Exercise goal: Where a line holds the word "оформление", copy that line.
───── The data
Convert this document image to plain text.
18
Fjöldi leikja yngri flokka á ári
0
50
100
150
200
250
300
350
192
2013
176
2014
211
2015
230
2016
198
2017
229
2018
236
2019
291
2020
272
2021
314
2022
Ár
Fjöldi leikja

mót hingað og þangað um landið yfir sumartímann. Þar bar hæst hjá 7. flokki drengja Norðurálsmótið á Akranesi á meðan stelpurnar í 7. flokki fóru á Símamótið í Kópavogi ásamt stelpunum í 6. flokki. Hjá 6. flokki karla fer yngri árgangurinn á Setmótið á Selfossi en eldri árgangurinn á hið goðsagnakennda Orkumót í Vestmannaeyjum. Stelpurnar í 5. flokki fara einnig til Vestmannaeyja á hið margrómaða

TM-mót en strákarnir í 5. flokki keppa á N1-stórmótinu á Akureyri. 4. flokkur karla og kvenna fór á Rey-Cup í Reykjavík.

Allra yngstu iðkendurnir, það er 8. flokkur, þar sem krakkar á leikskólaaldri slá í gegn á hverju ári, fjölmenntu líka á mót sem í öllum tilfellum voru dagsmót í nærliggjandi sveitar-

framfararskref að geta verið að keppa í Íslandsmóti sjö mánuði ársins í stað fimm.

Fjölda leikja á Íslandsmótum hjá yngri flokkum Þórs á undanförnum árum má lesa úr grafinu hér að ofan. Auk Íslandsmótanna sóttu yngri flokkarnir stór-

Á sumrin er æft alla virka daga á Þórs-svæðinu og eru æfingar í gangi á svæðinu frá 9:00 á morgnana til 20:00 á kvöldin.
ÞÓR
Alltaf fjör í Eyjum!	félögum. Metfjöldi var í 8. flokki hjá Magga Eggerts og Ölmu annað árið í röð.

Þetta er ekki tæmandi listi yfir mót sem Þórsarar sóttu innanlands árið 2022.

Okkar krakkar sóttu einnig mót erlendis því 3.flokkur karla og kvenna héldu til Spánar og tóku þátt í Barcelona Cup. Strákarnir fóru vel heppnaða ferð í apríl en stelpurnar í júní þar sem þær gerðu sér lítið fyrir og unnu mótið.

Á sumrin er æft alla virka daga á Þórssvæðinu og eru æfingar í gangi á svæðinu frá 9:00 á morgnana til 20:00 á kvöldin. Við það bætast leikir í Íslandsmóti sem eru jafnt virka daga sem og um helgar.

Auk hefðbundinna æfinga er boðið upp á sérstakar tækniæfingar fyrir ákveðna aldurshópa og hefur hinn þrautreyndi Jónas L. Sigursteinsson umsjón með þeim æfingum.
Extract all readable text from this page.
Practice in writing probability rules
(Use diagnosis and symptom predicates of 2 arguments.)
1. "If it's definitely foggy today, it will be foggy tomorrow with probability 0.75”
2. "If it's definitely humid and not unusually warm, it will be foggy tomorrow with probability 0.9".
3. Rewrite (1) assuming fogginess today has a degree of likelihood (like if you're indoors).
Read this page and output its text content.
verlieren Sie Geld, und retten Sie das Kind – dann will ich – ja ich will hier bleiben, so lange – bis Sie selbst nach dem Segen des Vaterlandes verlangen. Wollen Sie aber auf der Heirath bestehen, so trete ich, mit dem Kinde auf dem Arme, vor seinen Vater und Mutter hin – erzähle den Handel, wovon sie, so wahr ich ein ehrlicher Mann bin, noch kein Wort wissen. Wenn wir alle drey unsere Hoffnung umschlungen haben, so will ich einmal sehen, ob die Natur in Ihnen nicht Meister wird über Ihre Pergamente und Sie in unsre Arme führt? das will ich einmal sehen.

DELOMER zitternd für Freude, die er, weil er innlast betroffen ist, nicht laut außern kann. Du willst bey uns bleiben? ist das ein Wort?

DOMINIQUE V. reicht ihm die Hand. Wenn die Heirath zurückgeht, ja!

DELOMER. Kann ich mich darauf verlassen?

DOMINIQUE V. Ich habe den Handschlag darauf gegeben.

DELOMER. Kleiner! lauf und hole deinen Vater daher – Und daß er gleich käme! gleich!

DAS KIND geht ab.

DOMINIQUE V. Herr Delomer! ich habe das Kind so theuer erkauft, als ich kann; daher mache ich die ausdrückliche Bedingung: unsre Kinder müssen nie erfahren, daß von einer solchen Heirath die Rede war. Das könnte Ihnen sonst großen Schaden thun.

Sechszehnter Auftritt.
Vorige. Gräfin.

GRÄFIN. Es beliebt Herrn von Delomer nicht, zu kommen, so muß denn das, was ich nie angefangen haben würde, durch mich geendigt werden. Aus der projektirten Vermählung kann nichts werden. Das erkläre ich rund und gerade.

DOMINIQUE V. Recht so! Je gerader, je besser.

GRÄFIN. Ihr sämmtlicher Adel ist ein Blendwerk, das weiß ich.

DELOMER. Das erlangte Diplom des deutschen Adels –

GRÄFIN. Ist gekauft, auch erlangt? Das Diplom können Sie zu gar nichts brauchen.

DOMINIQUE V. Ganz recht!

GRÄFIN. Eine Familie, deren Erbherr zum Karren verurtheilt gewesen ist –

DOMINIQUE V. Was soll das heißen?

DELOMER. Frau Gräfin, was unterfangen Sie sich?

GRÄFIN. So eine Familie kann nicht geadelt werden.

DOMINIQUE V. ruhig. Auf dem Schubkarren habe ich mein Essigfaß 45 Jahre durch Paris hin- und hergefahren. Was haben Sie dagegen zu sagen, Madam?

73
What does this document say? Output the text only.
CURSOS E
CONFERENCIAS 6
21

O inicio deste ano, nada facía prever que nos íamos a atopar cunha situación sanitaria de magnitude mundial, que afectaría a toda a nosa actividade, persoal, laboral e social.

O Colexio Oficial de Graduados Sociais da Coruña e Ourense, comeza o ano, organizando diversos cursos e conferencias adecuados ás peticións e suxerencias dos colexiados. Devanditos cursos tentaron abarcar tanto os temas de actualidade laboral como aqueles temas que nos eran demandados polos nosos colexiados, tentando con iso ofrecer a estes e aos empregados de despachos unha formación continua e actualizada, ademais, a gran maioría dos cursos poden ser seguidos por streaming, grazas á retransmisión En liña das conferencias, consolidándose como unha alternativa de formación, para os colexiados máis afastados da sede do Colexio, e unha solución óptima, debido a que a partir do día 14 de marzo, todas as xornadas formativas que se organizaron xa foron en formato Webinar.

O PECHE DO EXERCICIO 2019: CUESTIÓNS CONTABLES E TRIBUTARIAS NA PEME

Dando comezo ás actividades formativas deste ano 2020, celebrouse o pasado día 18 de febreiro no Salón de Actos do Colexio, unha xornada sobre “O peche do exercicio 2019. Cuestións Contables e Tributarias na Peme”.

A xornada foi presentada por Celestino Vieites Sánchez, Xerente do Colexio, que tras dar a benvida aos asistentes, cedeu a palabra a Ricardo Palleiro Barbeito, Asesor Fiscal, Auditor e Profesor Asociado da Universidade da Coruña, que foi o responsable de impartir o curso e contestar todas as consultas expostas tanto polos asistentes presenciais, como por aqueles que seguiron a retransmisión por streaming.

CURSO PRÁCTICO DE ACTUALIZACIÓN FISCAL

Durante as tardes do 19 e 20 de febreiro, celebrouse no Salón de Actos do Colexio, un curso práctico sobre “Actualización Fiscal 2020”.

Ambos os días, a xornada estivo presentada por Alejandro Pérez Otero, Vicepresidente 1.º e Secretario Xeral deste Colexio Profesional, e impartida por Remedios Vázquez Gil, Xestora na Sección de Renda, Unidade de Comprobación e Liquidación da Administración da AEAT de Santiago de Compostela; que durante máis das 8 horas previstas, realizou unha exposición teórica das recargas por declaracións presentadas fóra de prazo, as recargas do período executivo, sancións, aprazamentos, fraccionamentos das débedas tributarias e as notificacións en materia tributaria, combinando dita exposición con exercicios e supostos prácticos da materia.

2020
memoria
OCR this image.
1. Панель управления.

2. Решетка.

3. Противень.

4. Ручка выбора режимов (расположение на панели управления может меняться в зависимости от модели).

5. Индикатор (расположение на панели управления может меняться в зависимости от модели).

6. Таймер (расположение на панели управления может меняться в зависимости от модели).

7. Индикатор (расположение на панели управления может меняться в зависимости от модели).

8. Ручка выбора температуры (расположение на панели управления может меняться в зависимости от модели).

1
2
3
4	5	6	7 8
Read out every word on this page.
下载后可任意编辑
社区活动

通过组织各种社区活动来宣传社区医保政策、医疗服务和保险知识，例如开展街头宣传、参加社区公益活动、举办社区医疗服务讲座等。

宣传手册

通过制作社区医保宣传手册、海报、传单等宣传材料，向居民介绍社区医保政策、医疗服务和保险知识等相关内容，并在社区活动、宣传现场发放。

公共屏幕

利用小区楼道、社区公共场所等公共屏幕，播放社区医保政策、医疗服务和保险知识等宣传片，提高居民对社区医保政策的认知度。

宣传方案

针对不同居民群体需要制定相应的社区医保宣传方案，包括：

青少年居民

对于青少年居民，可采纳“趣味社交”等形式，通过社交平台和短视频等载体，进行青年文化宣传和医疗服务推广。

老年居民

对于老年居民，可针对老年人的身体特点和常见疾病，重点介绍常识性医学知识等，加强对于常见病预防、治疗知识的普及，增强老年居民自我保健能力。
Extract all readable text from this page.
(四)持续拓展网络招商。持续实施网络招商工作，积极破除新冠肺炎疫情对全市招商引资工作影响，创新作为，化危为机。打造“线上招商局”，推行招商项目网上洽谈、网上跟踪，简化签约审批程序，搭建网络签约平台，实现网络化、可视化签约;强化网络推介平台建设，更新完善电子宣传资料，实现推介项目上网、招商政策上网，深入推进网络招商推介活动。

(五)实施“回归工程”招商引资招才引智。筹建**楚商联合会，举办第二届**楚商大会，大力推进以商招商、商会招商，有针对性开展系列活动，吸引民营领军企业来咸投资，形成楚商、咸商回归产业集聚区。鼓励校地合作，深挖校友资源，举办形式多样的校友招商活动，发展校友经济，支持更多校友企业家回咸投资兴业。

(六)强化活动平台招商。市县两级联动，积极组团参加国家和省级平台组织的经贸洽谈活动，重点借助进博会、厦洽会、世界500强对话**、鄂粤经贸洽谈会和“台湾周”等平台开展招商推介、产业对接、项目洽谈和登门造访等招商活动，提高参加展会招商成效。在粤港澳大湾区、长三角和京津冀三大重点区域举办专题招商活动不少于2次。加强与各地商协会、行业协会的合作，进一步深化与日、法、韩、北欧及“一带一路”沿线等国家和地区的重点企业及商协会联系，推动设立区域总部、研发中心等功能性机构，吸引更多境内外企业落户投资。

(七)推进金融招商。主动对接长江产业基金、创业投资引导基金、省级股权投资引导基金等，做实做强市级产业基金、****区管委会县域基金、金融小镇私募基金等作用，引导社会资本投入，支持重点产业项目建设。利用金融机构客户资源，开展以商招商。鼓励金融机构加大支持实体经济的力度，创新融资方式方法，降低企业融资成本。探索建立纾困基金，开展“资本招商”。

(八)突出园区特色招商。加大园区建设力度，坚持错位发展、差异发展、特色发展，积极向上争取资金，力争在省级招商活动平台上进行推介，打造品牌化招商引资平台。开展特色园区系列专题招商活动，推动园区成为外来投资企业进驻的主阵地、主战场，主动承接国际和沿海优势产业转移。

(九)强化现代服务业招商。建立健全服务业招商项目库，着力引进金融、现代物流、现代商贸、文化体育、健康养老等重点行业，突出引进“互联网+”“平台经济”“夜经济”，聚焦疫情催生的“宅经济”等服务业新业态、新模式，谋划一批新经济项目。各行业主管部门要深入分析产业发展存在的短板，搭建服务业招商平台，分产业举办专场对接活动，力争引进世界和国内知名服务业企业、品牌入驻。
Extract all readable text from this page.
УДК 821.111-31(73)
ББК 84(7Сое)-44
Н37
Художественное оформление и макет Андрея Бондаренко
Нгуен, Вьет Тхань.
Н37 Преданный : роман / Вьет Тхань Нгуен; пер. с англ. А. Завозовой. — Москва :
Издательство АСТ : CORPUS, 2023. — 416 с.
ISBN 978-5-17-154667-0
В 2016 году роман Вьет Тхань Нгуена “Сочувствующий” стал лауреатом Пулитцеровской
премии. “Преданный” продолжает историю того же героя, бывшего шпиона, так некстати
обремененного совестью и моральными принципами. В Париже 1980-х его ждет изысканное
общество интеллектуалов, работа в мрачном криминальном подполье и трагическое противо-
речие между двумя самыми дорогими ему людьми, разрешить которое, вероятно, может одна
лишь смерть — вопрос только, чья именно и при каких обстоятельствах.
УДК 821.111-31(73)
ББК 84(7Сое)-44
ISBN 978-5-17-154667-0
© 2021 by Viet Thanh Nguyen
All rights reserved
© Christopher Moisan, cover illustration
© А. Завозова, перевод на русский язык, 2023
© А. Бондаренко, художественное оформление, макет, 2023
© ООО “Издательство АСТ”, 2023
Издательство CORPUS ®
──────────
Exercise solution:
Художественное оформление и макет Андрея Бондаренко
© А. Бондаренко, художественное оформление, макет, 2023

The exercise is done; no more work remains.